(Saved data entries)
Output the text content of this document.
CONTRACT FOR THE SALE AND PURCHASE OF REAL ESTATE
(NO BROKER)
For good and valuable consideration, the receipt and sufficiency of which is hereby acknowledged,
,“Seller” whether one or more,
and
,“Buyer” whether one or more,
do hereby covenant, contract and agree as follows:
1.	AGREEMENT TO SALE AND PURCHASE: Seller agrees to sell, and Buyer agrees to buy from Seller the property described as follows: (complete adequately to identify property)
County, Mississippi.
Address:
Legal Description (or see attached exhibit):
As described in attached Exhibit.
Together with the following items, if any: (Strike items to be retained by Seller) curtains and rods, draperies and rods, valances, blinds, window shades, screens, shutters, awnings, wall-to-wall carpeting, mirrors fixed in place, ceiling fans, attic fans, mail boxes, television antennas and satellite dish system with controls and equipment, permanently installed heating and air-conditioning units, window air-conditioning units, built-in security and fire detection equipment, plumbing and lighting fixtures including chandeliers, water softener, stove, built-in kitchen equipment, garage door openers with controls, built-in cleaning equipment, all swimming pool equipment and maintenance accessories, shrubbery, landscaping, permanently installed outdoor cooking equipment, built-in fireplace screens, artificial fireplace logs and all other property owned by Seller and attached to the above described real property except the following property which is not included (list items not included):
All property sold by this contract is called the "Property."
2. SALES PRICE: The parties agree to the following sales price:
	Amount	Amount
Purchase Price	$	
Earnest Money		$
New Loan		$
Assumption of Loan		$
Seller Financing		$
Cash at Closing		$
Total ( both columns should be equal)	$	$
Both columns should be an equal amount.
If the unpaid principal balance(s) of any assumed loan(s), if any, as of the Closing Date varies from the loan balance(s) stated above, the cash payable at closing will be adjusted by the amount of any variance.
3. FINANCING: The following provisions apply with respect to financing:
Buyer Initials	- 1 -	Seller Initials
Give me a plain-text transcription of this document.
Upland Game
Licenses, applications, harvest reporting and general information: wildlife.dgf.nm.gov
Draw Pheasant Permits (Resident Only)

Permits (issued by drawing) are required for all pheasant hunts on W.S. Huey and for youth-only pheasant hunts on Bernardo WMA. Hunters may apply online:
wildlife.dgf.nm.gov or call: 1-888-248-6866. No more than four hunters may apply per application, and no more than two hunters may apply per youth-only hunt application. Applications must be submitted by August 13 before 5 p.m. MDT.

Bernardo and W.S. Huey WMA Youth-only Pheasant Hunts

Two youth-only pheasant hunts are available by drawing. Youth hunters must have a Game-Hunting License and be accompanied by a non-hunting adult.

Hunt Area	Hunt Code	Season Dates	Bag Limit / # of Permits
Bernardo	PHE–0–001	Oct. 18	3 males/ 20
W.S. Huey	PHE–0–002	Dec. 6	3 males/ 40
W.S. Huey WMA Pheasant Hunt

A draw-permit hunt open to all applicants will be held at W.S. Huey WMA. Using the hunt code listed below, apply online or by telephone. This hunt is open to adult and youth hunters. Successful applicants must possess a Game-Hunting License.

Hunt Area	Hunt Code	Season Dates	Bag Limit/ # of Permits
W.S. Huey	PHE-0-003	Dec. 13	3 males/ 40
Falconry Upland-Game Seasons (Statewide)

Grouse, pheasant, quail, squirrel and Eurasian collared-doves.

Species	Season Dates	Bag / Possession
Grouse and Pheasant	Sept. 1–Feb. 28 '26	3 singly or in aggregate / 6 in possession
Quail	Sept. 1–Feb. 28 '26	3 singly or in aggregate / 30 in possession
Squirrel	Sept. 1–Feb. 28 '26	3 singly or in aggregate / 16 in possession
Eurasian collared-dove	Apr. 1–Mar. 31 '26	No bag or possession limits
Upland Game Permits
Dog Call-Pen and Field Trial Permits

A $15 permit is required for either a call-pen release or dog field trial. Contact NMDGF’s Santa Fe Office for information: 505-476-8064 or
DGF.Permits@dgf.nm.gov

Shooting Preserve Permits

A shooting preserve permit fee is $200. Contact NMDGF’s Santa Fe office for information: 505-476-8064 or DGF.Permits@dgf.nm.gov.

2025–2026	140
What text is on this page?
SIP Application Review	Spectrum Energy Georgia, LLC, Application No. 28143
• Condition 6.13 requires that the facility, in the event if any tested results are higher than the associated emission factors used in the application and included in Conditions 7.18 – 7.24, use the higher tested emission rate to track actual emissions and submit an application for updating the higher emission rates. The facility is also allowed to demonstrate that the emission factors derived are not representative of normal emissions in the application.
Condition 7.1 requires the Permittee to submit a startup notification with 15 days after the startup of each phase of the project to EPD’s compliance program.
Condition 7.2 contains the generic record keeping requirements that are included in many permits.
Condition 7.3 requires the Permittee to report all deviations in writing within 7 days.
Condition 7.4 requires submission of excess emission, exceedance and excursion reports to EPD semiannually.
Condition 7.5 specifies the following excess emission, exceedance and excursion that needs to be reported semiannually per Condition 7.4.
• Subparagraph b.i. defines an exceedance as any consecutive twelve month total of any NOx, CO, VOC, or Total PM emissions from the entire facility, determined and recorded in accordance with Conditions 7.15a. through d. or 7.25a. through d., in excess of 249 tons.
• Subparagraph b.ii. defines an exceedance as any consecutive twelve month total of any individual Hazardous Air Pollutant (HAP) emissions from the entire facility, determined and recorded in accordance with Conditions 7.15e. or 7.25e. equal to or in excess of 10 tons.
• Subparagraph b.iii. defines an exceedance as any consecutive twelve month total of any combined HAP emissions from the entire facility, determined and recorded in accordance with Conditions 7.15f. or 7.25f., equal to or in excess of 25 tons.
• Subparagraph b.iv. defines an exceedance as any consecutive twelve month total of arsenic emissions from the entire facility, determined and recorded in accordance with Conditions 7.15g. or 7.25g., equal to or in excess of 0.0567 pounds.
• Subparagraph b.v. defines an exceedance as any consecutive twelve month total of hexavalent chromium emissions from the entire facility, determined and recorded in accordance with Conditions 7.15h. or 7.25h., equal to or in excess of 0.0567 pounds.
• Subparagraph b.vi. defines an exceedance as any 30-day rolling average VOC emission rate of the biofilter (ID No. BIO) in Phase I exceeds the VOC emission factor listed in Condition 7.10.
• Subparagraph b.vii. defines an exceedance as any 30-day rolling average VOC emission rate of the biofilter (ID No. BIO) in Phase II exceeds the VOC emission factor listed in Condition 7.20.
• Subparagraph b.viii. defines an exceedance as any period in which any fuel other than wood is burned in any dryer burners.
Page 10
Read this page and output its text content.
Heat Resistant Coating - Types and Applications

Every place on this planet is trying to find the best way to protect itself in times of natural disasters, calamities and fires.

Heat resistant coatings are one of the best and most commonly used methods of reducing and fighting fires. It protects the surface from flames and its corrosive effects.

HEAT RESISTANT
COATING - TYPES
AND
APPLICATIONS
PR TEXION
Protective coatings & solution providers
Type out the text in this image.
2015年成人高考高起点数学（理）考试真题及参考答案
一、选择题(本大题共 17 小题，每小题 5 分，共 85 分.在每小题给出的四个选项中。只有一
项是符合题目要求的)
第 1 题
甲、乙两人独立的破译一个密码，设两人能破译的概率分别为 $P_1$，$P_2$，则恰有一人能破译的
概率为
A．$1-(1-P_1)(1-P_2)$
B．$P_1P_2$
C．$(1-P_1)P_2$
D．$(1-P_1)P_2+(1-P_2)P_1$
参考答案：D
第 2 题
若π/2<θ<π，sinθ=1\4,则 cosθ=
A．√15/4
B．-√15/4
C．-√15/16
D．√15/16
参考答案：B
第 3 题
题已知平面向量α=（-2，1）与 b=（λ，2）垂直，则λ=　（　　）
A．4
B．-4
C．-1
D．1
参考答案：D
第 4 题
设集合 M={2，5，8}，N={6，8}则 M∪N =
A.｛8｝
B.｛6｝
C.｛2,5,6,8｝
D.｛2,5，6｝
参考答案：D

### EXERCISE DESCRIPTION
Your task is to gather every line with the word "Buyer" and copy it.

### COMPLETE ANSWER
,“Buyer” whether one or more,
1.	AGREEMENT TO SALE AND PURCHASE: Seller agrees to sell, and Buyer agrees to buy from Seller the property described as follows: (complete adequately to identify property)
Buyer Initials	- 1 -	Seller Initials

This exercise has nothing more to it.